RECORDS TO USE
——

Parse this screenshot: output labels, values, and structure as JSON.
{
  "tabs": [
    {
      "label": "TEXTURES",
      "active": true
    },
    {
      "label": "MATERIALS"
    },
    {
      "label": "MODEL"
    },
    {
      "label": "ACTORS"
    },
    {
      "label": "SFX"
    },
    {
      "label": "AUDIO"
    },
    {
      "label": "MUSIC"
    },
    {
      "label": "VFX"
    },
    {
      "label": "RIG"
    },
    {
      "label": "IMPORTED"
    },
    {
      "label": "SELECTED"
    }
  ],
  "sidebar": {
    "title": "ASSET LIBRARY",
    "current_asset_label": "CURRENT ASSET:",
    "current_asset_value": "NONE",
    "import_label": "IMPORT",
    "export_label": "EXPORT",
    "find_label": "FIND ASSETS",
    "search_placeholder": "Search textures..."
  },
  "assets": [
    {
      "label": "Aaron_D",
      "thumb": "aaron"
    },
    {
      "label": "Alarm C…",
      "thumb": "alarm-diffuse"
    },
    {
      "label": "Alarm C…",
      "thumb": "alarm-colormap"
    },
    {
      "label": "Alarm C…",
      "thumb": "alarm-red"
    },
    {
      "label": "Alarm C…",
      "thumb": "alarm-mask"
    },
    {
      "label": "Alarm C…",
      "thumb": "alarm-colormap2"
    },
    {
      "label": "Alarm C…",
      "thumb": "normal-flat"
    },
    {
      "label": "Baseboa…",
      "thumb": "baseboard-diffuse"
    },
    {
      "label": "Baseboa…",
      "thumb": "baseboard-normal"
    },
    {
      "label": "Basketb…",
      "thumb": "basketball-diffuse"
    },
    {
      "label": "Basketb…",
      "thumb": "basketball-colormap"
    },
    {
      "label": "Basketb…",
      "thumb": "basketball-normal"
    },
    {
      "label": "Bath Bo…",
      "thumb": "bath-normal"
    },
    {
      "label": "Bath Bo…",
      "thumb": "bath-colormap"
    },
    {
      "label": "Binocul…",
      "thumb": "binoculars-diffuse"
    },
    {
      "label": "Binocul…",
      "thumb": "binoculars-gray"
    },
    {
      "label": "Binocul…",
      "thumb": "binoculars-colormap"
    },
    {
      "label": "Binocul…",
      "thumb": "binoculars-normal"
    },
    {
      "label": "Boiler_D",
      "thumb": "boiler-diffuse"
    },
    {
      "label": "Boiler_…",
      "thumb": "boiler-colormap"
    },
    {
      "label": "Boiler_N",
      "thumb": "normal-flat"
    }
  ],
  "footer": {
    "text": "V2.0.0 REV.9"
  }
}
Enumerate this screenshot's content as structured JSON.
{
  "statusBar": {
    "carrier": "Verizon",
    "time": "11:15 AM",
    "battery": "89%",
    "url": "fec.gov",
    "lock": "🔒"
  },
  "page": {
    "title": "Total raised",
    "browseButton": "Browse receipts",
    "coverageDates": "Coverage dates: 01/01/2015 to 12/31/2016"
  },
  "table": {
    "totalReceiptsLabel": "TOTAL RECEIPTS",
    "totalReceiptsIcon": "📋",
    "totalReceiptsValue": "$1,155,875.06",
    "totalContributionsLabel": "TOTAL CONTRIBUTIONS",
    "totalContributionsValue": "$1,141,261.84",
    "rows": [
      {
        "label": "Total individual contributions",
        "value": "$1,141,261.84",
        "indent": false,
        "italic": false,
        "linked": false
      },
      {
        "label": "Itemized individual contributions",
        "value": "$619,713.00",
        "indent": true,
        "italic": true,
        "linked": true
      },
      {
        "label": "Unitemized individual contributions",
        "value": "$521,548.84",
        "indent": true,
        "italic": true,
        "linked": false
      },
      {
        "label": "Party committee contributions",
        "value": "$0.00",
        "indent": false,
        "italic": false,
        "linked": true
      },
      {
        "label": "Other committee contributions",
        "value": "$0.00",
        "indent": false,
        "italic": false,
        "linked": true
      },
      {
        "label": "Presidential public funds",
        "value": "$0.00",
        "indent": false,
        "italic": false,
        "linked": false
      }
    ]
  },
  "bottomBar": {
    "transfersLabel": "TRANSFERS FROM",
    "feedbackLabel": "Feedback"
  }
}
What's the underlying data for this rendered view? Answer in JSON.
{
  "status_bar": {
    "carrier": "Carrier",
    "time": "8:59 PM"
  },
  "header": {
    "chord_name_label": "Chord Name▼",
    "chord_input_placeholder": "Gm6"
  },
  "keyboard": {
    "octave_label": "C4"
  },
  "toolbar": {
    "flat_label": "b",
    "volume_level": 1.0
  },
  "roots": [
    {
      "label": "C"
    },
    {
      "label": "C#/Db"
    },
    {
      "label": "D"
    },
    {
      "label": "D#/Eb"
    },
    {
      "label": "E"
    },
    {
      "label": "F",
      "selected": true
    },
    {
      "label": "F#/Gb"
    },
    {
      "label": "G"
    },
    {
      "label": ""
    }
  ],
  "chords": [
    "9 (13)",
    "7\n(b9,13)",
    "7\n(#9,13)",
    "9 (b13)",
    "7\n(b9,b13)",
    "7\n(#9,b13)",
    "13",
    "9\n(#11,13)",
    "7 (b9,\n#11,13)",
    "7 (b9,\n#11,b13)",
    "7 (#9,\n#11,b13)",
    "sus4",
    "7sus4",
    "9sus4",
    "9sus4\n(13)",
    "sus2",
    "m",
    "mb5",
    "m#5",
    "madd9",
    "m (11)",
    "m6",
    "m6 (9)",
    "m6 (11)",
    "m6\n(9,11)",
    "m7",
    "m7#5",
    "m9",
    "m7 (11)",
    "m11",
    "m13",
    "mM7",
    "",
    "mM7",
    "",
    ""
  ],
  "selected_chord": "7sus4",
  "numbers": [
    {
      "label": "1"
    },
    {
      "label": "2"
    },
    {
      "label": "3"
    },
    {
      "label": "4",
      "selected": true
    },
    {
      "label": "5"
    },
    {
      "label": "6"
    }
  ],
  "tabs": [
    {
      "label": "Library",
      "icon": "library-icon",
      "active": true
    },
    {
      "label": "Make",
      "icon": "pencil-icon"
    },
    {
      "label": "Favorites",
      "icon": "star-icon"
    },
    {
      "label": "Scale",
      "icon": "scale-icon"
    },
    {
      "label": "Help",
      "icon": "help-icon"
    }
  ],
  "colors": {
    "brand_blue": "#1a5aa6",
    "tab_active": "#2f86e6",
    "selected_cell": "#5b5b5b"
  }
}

——

GIVEN PROBLEM
What is needed here is an exact reproduction of all the entries.

COMPLETE RESPONSE
Parse this screenshot: output labels, values, and structure as JSON.
{
  "tabs": [
    {
      "label": "TEXTURES",
      "active": true
    },
    {
      "label": "MATERIALS"
    },
    {
      "label": "MODEL"
    },
    {
      "label": "ACTORS"
    },
    {
      "label": "SFX"
    },
    {
      "label": "AUDIO"
    },
    {
      "label": "MUSIC"
    },
    {
      "label": "VFX"
    },
    {
      "label": "RIG"
    },
    {
      "label": "IMPORTED"
    },
    {
      "label": "SELECTED"
    }
  ],
  "sidebar": {
    "title": "ASSET LIBRARY",
    "current_asset_label": "CURRENT ASSET:",
    "current_asset_value": "NONE",
    "import_label": "IMPORT",
    "export_label": "EXPORT",
    "find_label": "FIND ASSETS",
    "search_placeholder": "Search textures..."
  },
  "assets": [
    {
      "label": "Aaron_D",
      "thumb": "aaron"
    },
    {
      "label": "Alarm C…",
      "thumb": "alarm-diffuse"
    },
    {
      "label": "Alarm C…",
      "thumb": "alarm-colormap"
    },
    {
      "label": "Alarm C…",
      "thumb": "alarm-red"
    },
    {
      "label": "Alarm C…",
      "thumb": "alarm-mask"
    },
    {
      "label": "Alarm C…",
      "thumb": "alarm-colormap2"
    },
    {
      "label": "Alarm C…",
      "thumb": "normal-flat"
    },
    {
      "label": "Baseboa…",
      "thumb": "baseboard-diffuse"
    },
    {
      "label": "Baseboa…",
      "thumb": "baseboard-normal"
    },
    {
      "label": "Basketb…",
      "thumb": "basketball-diffuse"
    },
    {
      "label": "Basketb…",
      "thumb": "basketball-colormap"
    },
    {
      "label": "Basketb…",
      "thumb": "basketball-normal"
    },
    {
      "label": "Bath Bo…",
      "thumb": "bath-normal"
    },
    {
      "label": "Bath Bo…",
      "thumb": "bath-colormap"
    },
    {
      "label": "Binocul…",
      "thumb": "binoculars-diffuse"
    },
    {
      "label": "Binocul…",
      "thumb": "binoculars-gray"
    },
    {
      "label": "Binocul…",
      "thumb": "binoculars-colormap"
    },
    {
      "label": "Binocul…",
      "thumb": "binoculars-normal"
    },
    {
      "label": "Boiler_D",
      "thumb": "boiler-diffuse"
    },
    {
      "label": "Boiler_…",
      "thumb": "boiler-colormap"
    },
    {
      "label": "Boiler_N",
      "thumb": "normal-flat"
    }
  ],
  "footer": {
    "text": "V2.0.0 REV.9"
  }
}
Enumerate this screenshot's content as structured JSON.
{
  "statusBar": {
    "carrier": "Verizon",
    "time": "11:15 AM",
    "battery": "89%",
    "url": "fec.gov",
    "lock": "🔒"
  },
  "page": {
    "title": "Total raised",
    "browseButton": "Browse receipts",
    "coverageDates": "Coverage dates: 01/01/2015 to 12/31/2016"
  },
  "table": {
    "totalReceiptsLabel": "TOTAL RECEIPTS",
    "totalReceiptsIcon": "📋",
    "totalReceiptsValue": "$1,155,875.06",
    "totalContributionsLabel": "TOTAL CONTRIBUTIONS",
    "totalContributionsValue": "$1,141,261.84",
    "rows": [
      {
        "label": "Total individual contributions",
        "value": "$1,141,261.84",
        "indent": false,
        "italic": false,
        "linked": false
      },
      {
        "label": "Itemized individual contributions",
        "value": "$619,713.00",
        "indent": true,
        "italic": true,
        "linked": true
      },
      {
        "label": "Unitemized individual contributions",
        "value": "$521,548.84",
        "indent": true,
        "italic": true,
        "linked": false
      },
      {
        "label": "Party committee contributions",
        "value": "$0.00",
        "indent": false,
        "italic": false,
        "linked": true
      },
      {
        "label": "Other committee contributions",
        "value": "$0.00",
        "indent": false,
        "italic": false,
        "linked": true
      },
      {
        "label": "Presidential public funds",
        "value": "$0.00",
        "indent": false,
        "italic": false,
        "linked": false
      }
    ]
  },
  "bottomBar": {
    "transfersLabel": "TRANSFERS FROM",
    "feedbackLabel": "Feedback"
  }
}
What's the underlying data for this rendered view? Answer in JSON.
{
  "status_bar": {
    "carrier": "Carrier",
    "time": "8:59 PM"
  },
  "header": {
    "chord_name_label": "Chord Name▼",
    "chord_input_placeholder": "Gm6"
  },
  "keyboard": {
    "octave_label": "C4"
  },
  "toolbar": {
    "flat_label": "b",
    "volume_level": 1.0
  },
  "roots": [
    {
      "label": "C"
    },
    {
      "label": "C#/Db"
    },
    {
      "label": "D"
    },
    {
      "label": "D#/Eb"
    },
    {
      "label": "E"
    },
    {
      "label": "F",
      "selected": true
    },
    {
      "label": "F#/Gb"
    },
    {
      "label": "G"
    },
    {
      "label": ""
    }
  ],
  "chords": [
    "9 (13)",
    "7\n(b9,13)",
    "7\n(#9,13)",
    "9 (b13)",
    "7\n(b9,b13)",
    "7\n(#9,b13)",
    "13",
    "9\n(#11,13)",
    "7 (b9,\n#11,13)",
    "7 (b9,\n#11,b13)",
    "7 (#9,\n#11,b13)",
    "sus4",
    "7sus4",
    "9sus4",
    "9sus4\n(13)",
    "sus2",
    "m",
    "mb5",
    "m#5",
    "madd9",
    "m (11)",
    "m6",
    "m6 (9)",
    "m6 (11)",
    "m6\n(9,11)",
    "m7",
    "m7#5",
    "m9",
    "m7 (11)",
    "m11",
    "m13",
    "mM7",
    "",
    "mM7",
    "",
    ""
  ],
  "selected_chord": "7sus4",
  "numbers": [
    {
      "label": "1"
    },
    {
      "label": "2"
    },
    {
      "label": "3"
    },
    {
      "label": "4",
      "selected": true
    },
    {
      "label": "5"
    },
    {
      "label": "6"
    }
  ],
  "tabs": [
    {
      "label": "Library",
      "icon": "library-icon",
      "active": true
    },
    {
      "label": "Make",
      "icon": "pencil-icon"
    },
    {
      "label": "Favorites",
      "icon": "star-icon"
    },
    {
      "label": "Scale",
      "icon": "scale-icon"
    },
    {
      "label": "Help",
      "icon": "help-icon"
    }
  ],
  "colors": {
    "brand_blue": "#1a5aa6",
    "tab_active": "#2f86e6",
    "selected_cell": "#5b5b5b"
  }
}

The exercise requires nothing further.